** begin **

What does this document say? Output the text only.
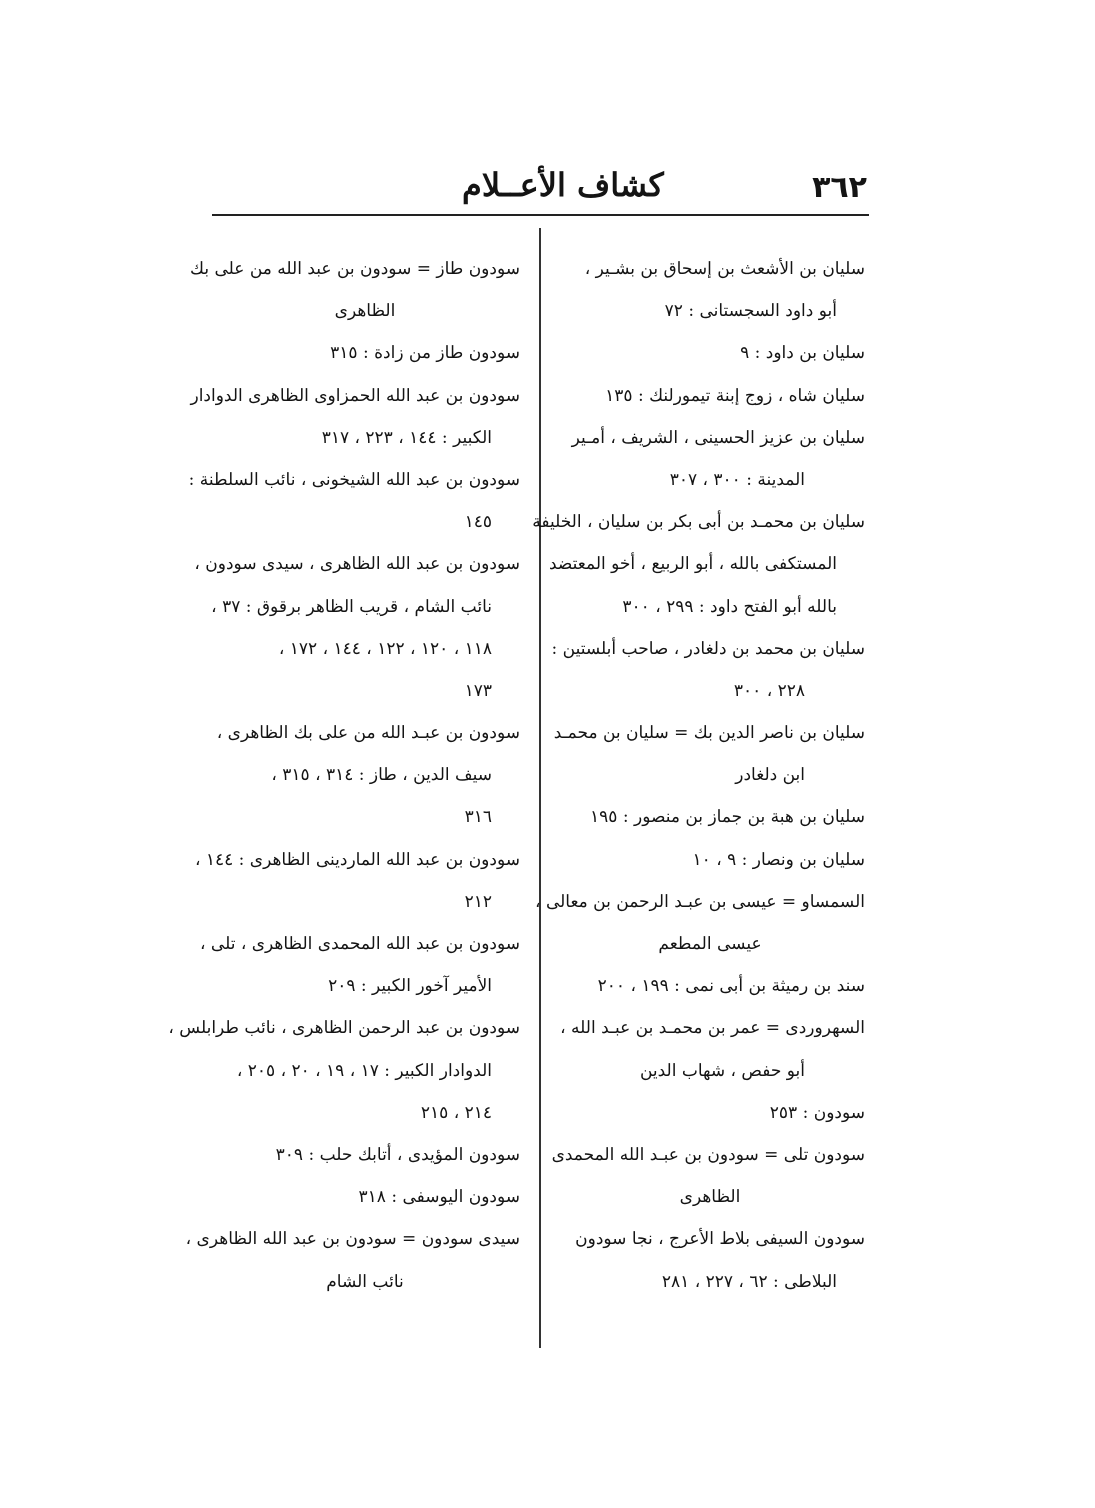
٣٦٢
كشاف الأعــلام
سليان بن الأشعث بن إسحاق بن بشـير ،
أبو داود السجستانى : ٧٢
سليان بن داود : ٩
سليان شاه ، زوج إبنة تيمورلنك : ١٣٥
سليان بن عزيز الحسينى ، الشريف ، أمـير
المدينة : ٣٠٠ ، ٣٠٧
سليان بن محمـد بن أبى بكر بن سليان ، الخليفة
المستكفى بالله ، أبو الربيع ، أخو المعتضد
بالله أبو الفتح داود : ٢٩٩ ، ٣٠٠
سليان بن محمد بن دلغادر ، صاحب أبلستين :
٢٢٨ ، ٣٠٠
سليان بن ناصر الدين بك = سليان بن محمـد
ابن دلغادر
سليان بن هبة بن جماز بن منصور : ١٩٥
سليان بن ونصار : ٩ ، ١٠
السمساو = عيسى بن عبـد الرحمن بن معالى ،
عيسى المطعم
سند بن رميثة بن أبى نمى : ١٩٩ ، ٢٠٠
السهروردى = عمر بن محمـد بن عبـد الله ،
أبو حفص ، شهاب الدين
سودون : ٢٥٣
سودون تلى = سودون بن عبـد الله المحمدى
الظاهرى
سودون السيفى بلاط الأعرج ، نجا سودون
البلاطى : ٦٢ ، ٢٢٧ ، ٢٨١
سودون طاز = سودون بن عبد الله من على بك
الظاهرى
سودون طاز من زادة : ٣١٥
سودون بن عبد الله الحمزاوى الظاهرى الدوادار
الكبير : ١٤٤ ، ٢٢٣ ، ٣١٧
سودون بن عبد الله الشيخونى ، نائب السلطنة :
١٤٥
سودون بن عبد الله الظاهرى ، سيدى سودون ،
نائب الشام ، قريب الظاهر برقوق : ٣٧ ،
١١٨ ، ١٢٠ ، ١٢٢ ، ١٤٤ ، ١٧٢ ،
١٧٣
سودون بن عبـد الله من على بك الظاهرى ،
سيف الدين ، طاز : ٣١٤ ، ٣١٥ ،
٣١٦
سودون بن عبد الله الماردينى الظاهرى : ١٤٤ ،
٢١٢
سودون بن عبد الله المحمدى الظاهرى ، تلى ،
الأمير آخور الكبير : ٢٠٩
سودون بن عبد الرحمن الظاهرى ، نائب طرابلس ،
الدوادار الكبير : ١٧ ، ١٩ ، ٢٠ ، ٢٠٥ ،
٢١٤ ، ٢١٥
سودون المؤيدى ، أتابك حلب : ٣٠٩
سودون اليوسفى : ٣١٨
سيدى سودون = سودون بن عبد الله الظاهرى ،
نائب الشام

** end **

**Objective**
Return every line of the records exactly as given, pictures excluded.

**Answer for the task**
What does this document say? Output the text only.
٣٦٢
كشاف الأعــلام
سليان بن الأشعث بن إسحاق بن بشـير ،
أبو داود السجستانى : ٧٢
سليان بن داود : ٩
سليان شاه ، زوج إبنة تيمورلنك : ١٣٥
سليان بن عزيز الحسينى ، الشريف ، أمـير
المدينة : ٣٠٠ ، ٣٠٧
سليان بن محمـد بن أبى بكر بن سليان ، الخليفة
المستكفى بالله ، أبو الربيع ، أخو المعتضد
بالله أبو الفتح داود : ٢٩٩ ، ٣٠٠
سليان بن محمد بن دلغادر ، صاحب أبلستين :
٢٢٨ ، ٣٠٠
سليان بن ناصر الدين بك = سليان بن محمـد
ابن دلغادر
سليان بن هبة بن جماز بن منصور : ١٩٥
سليان بن ونصار : ٩ ، ١٠
السمساو = عيسى بن عبـد الرحمن بن معالى ،
عيسى المطعم
سند بن رميثة بن أبى نمى : ١٩٩ ، ٢٠٠
السهروردى = عمر بن محمـد بن عبـد الله ،
أبو حفص ، شهاب الدين
سودون : ٢٥٣
سودون تلى = سودون بن عبـد الله المحمدى
الظاهرى
سودون السيفى بلاط الأعرج ، نجا سودون
البلاطى : ٦٢ ، ٢٢٧ ، ٢٨١
سودون طاز = سودون بن عبد الله من على بك
الظاهرى
سودون طاز من زادة : ٣١٥
سودون بن عبد الله الحمزاوى الظاهرى الدوادار
الكبير : ١٤٤ ، ٢٢٣ ، ٣١٧
سودون بن عبد الله الشيخونى ، نائب السلطنة :
١٤٥
سودون بن عبد الله الظاهرى ، سيدى سودون ،
نائب الشام ، قريب الظاهر برقوق : ٣٧ ،
١١٨ ، ١٢٠ ، ١٢٢ ، ١٤٤ ، ١٧٢ ،
١٧٣
سودون بن عبـد الله من على بك الظاهرى ،
سيف الدين ، طاز : ٣١٤ ، ٣١٥ ،
٣١٦
سودون بن عبد الله الماردينى الظاهرى : ١٤٤ ،
٢١٢
سودون بن عبد الله المحمدى الظاهرى ، تلى ،
الأمير آخور الكبير : ٢٠٩
سودون بن عبد الرحمن الظاهرى ، نائب طرابلس ،
الدوادار الكبير : ١٧ ، ١٩ ، ٢٠ ، ٢٠٥ ،
٢١٤ ، ٢١٥
سودون المؤيدى ، أتابك حلب : ٣٠٩
سودون اليوسفى : ٣١٨
سيدى سودون = سودون بن عبد الله الظاهرى ،
نائب الشام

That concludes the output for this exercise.